((
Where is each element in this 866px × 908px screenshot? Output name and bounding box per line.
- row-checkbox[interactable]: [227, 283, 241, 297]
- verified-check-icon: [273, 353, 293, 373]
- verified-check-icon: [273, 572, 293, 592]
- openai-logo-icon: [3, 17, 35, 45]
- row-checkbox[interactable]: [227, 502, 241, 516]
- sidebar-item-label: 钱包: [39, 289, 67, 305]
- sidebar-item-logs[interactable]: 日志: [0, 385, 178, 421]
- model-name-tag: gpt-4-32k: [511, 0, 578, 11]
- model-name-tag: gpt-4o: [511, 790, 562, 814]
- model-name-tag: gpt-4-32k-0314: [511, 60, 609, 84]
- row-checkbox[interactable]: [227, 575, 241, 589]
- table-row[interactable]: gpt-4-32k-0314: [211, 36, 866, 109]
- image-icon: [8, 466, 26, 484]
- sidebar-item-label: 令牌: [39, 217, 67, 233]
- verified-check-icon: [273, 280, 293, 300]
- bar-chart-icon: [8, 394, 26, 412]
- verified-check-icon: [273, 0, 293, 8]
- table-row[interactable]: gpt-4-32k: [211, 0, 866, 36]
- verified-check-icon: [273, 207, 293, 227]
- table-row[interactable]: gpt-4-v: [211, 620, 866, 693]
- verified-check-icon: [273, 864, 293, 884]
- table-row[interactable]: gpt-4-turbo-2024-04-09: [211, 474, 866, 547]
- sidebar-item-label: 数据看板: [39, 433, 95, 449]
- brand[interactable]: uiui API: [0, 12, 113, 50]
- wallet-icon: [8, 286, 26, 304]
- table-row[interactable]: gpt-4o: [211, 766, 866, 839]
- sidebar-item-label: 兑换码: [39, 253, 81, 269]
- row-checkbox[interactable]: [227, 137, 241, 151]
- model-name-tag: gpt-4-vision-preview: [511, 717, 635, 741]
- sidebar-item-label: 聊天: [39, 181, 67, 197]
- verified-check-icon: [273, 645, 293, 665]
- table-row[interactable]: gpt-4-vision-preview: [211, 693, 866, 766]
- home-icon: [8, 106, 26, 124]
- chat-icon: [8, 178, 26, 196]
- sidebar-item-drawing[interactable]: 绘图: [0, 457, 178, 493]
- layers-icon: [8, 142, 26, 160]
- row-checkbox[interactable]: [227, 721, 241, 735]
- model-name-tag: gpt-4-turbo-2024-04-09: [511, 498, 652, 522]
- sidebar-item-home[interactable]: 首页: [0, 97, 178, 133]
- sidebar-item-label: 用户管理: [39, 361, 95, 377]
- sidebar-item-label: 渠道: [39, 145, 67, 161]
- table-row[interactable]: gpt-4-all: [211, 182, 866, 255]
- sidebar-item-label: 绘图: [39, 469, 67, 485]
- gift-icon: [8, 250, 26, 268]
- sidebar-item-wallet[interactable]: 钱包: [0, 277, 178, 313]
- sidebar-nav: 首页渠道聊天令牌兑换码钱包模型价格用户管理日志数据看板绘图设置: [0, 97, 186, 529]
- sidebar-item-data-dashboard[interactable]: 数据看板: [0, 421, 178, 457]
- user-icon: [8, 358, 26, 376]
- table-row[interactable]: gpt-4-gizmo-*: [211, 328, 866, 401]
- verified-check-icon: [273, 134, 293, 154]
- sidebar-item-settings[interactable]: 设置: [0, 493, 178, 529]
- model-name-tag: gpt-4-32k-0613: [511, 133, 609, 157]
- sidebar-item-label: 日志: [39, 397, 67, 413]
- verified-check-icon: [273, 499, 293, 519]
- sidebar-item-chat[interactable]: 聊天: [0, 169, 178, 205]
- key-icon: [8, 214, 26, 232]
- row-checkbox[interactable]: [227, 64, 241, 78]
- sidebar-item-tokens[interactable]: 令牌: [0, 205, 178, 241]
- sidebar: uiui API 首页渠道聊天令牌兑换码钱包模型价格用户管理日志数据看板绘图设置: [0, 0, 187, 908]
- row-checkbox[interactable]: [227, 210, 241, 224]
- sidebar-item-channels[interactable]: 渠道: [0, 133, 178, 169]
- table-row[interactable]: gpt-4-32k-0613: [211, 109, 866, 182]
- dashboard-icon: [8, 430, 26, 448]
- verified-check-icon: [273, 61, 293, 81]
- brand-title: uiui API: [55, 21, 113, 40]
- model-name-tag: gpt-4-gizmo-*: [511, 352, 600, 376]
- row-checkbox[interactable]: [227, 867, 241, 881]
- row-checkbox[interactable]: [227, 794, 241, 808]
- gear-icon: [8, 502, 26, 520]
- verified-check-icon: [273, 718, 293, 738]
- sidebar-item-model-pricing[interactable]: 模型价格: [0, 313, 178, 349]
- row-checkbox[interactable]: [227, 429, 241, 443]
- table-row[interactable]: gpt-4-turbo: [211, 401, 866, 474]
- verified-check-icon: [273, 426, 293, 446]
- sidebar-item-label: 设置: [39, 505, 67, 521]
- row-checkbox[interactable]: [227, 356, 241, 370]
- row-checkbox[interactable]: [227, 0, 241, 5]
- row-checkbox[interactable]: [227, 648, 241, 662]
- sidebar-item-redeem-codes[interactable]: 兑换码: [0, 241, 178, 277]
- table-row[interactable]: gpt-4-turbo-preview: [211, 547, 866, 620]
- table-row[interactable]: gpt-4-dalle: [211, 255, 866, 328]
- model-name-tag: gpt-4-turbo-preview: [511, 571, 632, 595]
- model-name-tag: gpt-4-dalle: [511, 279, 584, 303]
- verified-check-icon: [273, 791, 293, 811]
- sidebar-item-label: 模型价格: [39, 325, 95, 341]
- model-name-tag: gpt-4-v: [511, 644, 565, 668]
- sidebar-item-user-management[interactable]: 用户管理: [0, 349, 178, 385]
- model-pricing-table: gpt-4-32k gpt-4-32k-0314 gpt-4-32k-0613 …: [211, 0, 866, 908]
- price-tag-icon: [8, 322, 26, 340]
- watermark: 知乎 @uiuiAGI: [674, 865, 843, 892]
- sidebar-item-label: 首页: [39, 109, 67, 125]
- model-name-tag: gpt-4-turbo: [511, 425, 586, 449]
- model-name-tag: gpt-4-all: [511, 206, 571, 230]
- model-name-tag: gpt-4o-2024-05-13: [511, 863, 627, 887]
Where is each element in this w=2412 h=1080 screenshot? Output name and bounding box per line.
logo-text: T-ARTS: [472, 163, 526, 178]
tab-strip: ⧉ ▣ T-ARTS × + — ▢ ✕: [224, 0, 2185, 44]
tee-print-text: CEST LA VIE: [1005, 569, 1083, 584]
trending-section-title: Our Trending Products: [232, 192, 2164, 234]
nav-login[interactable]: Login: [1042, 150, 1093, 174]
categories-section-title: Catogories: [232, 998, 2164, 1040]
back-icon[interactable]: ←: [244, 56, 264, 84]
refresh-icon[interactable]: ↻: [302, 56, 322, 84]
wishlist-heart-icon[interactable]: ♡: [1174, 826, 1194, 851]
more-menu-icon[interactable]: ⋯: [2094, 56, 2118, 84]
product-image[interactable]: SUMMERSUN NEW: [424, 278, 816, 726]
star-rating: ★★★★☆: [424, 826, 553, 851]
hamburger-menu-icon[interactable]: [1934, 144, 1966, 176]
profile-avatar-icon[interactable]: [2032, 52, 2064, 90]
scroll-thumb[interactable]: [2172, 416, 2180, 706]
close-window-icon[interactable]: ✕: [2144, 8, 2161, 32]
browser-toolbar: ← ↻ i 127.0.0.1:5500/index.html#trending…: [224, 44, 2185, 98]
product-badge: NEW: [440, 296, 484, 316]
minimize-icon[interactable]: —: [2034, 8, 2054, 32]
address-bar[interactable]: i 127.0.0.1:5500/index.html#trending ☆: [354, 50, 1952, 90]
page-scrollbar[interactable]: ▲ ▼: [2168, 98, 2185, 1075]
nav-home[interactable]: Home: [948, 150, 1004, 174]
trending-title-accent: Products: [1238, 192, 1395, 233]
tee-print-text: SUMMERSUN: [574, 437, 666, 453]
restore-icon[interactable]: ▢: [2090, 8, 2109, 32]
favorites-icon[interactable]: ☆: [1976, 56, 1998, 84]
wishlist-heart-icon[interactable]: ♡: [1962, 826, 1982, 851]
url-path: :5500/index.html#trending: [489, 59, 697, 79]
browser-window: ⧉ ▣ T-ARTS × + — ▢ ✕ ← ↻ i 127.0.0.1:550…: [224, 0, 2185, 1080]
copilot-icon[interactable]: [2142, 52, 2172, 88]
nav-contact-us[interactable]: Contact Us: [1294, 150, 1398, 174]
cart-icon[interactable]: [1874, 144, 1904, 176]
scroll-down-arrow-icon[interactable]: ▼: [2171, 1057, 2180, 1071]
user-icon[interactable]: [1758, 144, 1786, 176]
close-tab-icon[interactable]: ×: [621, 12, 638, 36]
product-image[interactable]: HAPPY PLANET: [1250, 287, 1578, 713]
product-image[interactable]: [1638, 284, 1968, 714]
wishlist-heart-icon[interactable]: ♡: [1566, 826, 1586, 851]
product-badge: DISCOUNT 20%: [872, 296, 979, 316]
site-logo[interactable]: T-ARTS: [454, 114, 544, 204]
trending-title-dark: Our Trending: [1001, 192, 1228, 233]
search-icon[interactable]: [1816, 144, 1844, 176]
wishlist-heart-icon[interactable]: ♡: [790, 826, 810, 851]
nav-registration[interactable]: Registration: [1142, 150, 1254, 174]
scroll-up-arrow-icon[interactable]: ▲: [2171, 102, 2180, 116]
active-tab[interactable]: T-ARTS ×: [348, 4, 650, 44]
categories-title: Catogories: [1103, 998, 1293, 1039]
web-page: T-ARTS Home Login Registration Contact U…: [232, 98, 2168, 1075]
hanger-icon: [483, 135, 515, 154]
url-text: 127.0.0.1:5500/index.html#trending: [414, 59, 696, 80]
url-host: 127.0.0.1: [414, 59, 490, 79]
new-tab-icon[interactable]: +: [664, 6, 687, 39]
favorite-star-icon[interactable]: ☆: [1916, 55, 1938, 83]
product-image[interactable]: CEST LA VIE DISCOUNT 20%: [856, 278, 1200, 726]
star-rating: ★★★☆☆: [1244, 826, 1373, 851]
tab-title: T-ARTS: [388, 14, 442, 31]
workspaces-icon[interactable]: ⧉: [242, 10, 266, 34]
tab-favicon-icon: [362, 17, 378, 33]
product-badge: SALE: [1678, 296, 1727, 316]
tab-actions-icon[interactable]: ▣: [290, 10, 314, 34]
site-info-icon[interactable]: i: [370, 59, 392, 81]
))
• **WHAT TO PRODUCE**
Pick out every line of the material above that contains the string "Products", treating uppercase and lowercase as different.

• **ANSWER BELOW**
trending-section-title: Our Trending Products: [232, 192, 2164, 234]
trending-title-accent: Products: [1238, 192, 1395, 233]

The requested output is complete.